- [What needs to be done] Repeat every line below exactly as it reads.

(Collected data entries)

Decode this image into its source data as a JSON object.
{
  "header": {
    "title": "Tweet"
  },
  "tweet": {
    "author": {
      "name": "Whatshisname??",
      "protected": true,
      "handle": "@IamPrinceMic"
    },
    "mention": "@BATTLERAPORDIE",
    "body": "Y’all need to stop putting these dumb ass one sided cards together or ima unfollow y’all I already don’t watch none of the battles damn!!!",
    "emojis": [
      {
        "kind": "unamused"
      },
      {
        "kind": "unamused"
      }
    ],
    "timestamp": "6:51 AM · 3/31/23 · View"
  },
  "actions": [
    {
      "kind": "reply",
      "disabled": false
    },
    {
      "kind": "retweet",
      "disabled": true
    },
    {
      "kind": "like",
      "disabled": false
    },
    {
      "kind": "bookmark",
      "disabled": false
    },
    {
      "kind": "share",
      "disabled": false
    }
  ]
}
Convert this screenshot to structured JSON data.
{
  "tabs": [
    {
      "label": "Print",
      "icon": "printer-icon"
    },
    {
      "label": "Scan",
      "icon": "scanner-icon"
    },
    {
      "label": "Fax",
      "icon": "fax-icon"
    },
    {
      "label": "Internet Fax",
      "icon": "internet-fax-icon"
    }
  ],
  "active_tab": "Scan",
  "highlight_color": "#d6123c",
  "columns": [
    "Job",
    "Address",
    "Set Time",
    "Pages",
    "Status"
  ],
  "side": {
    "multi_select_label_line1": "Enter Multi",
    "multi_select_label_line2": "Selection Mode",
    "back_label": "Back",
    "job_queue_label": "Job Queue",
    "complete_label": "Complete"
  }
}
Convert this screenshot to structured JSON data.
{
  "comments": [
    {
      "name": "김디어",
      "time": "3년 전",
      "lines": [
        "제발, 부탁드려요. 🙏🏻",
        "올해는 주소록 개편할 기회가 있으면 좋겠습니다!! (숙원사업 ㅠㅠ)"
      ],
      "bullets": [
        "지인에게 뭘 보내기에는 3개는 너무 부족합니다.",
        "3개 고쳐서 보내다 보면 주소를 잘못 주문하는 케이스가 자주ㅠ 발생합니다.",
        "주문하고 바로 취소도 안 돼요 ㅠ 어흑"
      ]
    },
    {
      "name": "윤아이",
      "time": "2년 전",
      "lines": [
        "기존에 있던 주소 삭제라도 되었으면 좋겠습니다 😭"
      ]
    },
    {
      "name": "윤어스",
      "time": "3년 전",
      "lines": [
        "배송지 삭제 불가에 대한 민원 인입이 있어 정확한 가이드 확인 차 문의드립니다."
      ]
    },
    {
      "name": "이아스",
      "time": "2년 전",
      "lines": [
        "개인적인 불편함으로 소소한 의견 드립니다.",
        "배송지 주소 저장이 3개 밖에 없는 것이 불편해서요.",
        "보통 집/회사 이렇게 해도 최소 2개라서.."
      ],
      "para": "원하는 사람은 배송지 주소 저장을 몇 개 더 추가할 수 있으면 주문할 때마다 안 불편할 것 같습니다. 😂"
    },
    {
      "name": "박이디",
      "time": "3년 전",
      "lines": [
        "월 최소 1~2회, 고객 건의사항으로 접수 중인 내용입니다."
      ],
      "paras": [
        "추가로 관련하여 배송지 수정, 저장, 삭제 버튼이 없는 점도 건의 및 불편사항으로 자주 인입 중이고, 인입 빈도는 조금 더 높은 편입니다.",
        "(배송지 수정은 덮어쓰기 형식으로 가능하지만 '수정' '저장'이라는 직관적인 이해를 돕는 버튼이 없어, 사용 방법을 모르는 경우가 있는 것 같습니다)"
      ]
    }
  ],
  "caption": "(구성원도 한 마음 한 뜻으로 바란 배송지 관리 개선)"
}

- [Reply to the exercise]
Decode this image into its source data as a JSON object.
{
  "header": {
    "title": "Tweet"
  },
  "tweet": {
    "author": {
      "name": "Whatshisname??",
      "protected": true,
      "handle": "@IamPrinceMic"
    },
    "mention": "@BATTLERAPORDIE",
    "body": "Y’all need to stop putting these dumb ass one sided cards together or ima unfollow y’all I already don’t watch none of the battles damn!!!",
    "emojis": [
      {
        "kind": "unamused"
      },
      {
        "kind": "unamused"
      }
    ],
    "timestamp": "6:51 AM · 3/31/23 · View"
  },
  "actions": [
    {
      "kind": "reply",
      "disabled": false
    },
    {
      "kind": "retweet",
      "disabled": true
    },
    {
      "kind": "like",
      "disabled": false
    },
    {
      "kind": "bookmark",
      "disabled": false
    },
    {
      "kind": "share",
      "disabled": false
    }
  ]
}
Convert this screenshot to structured JSON data.
{
  "tabs": [
    {
      "label": "Print",
      "icon": "printer-icon"
    },
    {
      "label": "Scan",
      "icon": "scanner-icon"
    },
    {
      "label": "Fax",
      "icon": "fax-icon"
    },
    {
      "label": "Internet Fax",
      "icon": "internet-fax-icon"
    }
  ],
  "active_tab": "Scan",
  "highlight_color": "#d6123c",
  "columns": [
    "Job",
    "Address",
    "Set Time",
    "Pages",
    "Status"
  ],
  "side": {
    "multi_select_label_line1": "Enter Multi",
    "multi_select_label_line2": "Selection Mode",
    "back_label": "Back",
    "job_queue_label": "Job Queue",
    "complete_label": "Complete"
  }
}
Convert this screenshot to structured JSON data.
{
  "comments": [
    {
      "name": "김디어",
      "time": "3년 전",
      "lines": [
        "제발, 부탁드려요. 🙏🏻",
        "올해는 주소록 개편할 기회가 있으면 좋겠습니다!! (숙원사업 ㅠㅠ)"
      ],
      "bullets": [
        "지인에게 뭘 보내기에는 3개는 너무 부족합니다.",
        "3개 고쳐서 보내다 보면 주소를 잘못 주문하는 케이스가 자주ㅠ 발생합니다.",
        "주문하고 바로 취소도 안 돼요 ㅠ 어흑"
      ]
    },
    {
      "name": "윤아이",
      "time": "2년 전",
      "lines": [
        "기존에 있던 주소 삭제라도 되었으면 좋겠습니다 😭"
      ]
    },
    {
      "name": "윤어스",
      "time": "3년 전",
      "lines": [
        "배송지 삭제 불가에 대한 민원 인입이 있어 정확한 가이드 확인 차 문의드립니다."
      ]
    },
    {
      "name": "이아스",
      "time": "2년 전",
      "lines": [
        "개인적인 불편함으로 소소한 의견 드립니다.",
        "배송지 주소 저장이 3개 밖에 없는 것이 불편해서요.",
        "보통 집/회사 이렇게 해도 최소 2개라서.."
      ],
      "para": "원하는 사람은 배송지 주소 저장을 몇 개 더 추가할 수 있으면 주문할 때마다 안 불편할 것 같습니다. 😂"
    },
    {
      "name": "박이디",
      "time": "3년 전",
      "lines": [
        "월 최소 1~2회, 고객 건의사항으로 접수 중인 내용입니다."
      ],
      "paras": [
        "추가로 관련하여 배송지 수정, 저장, 삭제 버튼이 없는 점도 건의 및 불편사항으로 자주 인입 중이고, 인입 빈도는 조금 더 높은 편입니다.",
        "(배송지 수정은 덮어쓰기 형식으로 가능하지만 '수정' '저장'이라는 직관적인 이해를 돕는 버튼이 없어, 사용 방법을 모르는 경우가 있는 것 같습니다)"
      ]
    }
  ],
  "caption": "(구성원도 한 마음 한 뜻으로 바란 배송지 관리 개선)"
}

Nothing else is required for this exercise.